- [WHAT YOU ARE ASKED TO DO] Your reply should be one number: the count of lines holding the word "true".

- [DATA FOR THIS TASK]

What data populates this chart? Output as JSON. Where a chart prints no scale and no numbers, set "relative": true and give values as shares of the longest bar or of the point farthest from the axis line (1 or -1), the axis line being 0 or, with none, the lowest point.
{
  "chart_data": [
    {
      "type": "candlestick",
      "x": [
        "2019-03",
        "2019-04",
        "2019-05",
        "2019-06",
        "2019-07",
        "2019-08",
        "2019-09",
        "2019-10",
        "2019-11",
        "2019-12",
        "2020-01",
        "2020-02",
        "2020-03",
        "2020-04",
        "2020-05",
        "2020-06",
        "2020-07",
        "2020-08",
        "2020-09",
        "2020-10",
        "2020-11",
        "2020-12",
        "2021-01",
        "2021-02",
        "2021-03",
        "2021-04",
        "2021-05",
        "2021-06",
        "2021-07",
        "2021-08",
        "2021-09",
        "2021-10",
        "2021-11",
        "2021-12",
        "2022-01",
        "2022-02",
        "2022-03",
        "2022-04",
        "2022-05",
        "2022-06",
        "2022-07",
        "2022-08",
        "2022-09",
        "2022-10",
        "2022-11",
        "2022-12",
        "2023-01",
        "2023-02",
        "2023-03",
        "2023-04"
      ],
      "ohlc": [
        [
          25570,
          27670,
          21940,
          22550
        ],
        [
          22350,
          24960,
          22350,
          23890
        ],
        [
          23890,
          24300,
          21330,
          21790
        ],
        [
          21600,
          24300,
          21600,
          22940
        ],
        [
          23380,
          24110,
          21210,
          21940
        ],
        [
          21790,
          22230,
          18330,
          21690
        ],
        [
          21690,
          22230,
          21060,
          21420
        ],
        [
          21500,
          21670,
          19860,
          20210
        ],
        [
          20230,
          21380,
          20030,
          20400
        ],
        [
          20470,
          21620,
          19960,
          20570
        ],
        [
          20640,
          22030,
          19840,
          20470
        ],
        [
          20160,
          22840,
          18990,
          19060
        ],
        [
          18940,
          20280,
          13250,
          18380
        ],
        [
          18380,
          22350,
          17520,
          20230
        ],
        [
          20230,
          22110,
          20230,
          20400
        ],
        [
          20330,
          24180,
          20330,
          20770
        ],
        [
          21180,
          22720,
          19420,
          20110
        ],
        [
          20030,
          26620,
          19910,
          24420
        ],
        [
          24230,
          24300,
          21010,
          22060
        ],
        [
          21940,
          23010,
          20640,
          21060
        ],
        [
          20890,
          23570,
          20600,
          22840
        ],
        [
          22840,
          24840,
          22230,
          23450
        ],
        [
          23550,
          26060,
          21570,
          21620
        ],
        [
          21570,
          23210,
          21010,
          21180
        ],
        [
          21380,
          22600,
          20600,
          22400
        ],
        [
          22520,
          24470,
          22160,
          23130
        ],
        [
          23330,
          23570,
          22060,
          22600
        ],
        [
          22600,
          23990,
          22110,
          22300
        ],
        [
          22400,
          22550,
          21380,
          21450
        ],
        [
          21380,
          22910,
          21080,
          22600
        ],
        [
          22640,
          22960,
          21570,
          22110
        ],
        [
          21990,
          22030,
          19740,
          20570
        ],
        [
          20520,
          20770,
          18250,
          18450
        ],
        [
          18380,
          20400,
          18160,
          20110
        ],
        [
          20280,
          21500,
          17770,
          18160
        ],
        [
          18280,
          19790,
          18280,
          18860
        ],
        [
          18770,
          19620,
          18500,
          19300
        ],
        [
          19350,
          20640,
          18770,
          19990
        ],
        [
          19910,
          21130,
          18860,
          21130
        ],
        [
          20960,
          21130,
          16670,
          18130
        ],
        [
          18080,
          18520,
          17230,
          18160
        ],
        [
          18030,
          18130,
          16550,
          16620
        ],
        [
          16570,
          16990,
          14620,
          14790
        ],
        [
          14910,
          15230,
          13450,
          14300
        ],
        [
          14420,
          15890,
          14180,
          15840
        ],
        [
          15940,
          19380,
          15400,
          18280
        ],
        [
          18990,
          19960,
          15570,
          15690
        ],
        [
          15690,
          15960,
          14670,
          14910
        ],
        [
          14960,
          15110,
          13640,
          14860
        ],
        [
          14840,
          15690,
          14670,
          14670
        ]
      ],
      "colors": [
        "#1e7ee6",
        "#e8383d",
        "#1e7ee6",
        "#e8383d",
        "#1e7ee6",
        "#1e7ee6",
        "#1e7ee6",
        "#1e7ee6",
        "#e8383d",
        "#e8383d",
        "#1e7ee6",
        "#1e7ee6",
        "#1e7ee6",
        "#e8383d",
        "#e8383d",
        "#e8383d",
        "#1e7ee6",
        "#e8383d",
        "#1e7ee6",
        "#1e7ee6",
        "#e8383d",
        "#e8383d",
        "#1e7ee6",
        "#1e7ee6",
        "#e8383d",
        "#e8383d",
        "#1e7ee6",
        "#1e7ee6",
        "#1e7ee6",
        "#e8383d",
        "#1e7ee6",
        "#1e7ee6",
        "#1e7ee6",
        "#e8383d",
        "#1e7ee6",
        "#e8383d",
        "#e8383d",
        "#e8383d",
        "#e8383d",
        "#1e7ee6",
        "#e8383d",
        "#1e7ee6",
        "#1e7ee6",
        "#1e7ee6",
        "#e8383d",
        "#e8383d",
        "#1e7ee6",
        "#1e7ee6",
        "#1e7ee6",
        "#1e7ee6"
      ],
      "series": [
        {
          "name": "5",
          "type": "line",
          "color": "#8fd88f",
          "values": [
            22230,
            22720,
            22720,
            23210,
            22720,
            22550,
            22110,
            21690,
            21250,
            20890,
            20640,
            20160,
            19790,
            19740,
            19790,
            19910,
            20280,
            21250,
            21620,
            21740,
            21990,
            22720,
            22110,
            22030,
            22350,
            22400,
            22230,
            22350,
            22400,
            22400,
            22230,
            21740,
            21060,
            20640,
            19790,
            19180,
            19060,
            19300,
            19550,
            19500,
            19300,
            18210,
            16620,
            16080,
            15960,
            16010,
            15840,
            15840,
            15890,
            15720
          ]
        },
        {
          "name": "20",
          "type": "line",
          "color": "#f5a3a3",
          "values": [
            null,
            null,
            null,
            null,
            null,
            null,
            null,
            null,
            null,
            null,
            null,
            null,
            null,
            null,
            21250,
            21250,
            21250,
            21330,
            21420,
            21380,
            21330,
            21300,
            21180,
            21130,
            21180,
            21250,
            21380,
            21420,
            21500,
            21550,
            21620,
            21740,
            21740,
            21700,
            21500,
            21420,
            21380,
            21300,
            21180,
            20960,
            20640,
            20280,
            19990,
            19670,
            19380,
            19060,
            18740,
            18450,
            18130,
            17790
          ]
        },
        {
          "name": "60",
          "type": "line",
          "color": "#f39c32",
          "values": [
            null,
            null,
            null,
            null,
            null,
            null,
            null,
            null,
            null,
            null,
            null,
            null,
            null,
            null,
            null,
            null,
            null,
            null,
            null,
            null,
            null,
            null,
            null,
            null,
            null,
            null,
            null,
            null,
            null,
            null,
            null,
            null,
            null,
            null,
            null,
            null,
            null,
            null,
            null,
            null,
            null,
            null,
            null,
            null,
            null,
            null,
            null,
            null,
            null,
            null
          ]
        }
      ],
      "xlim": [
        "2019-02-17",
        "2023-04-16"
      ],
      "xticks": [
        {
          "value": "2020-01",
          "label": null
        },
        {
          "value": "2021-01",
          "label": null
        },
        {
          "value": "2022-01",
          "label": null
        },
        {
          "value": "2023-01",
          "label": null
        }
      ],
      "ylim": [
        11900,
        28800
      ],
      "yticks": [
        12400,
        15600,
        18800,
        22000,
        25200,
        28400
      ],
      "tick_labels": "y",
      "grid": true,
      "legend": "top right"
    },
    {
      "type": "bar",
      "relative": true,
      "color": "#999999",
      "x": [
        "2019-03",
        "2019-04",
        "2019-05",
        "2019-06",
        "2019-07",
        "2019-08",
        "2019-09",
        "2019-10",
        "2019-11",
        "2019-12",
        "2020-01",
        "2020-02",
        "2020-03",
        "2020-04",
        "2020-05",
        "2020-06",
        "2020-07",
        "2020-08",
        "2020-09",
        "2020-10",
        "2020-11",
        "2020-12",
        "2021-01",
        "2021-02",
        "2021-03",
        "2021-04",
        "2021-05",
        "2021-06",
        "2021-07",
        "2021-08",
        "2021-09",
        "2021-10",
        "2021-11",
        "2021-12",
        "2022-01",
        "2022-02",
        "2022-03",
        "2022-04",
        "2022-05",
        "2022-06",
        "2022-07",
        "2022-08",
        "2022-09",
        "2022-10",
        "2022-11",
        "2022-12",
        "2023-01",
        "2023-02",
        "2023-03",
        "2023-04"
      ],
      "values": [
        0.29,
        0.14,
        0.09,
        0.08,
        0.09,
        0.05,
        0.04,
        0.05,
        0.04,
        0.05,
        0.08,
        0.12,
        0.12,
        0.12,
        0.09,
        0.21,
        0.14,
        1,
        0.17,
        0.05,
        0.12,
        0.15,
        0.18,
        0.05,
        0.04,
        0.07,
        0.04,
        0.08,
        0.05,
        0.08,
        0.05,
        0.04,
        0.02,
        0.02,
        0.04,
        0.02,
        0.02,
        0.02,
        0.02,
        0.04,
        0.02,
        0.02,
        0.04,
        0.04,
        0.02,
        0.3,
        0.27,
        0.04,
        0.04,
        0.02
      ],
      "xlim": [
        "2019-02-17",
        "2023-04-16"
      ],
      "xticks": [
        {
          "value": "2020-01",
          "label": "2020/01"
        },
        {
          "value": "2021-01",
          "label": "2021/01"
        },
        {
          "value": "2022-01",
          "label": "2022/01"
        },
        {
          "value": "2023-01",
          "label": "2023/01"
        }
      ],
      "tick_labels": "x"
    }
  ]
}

- [WRITTEN SOLUTION] 3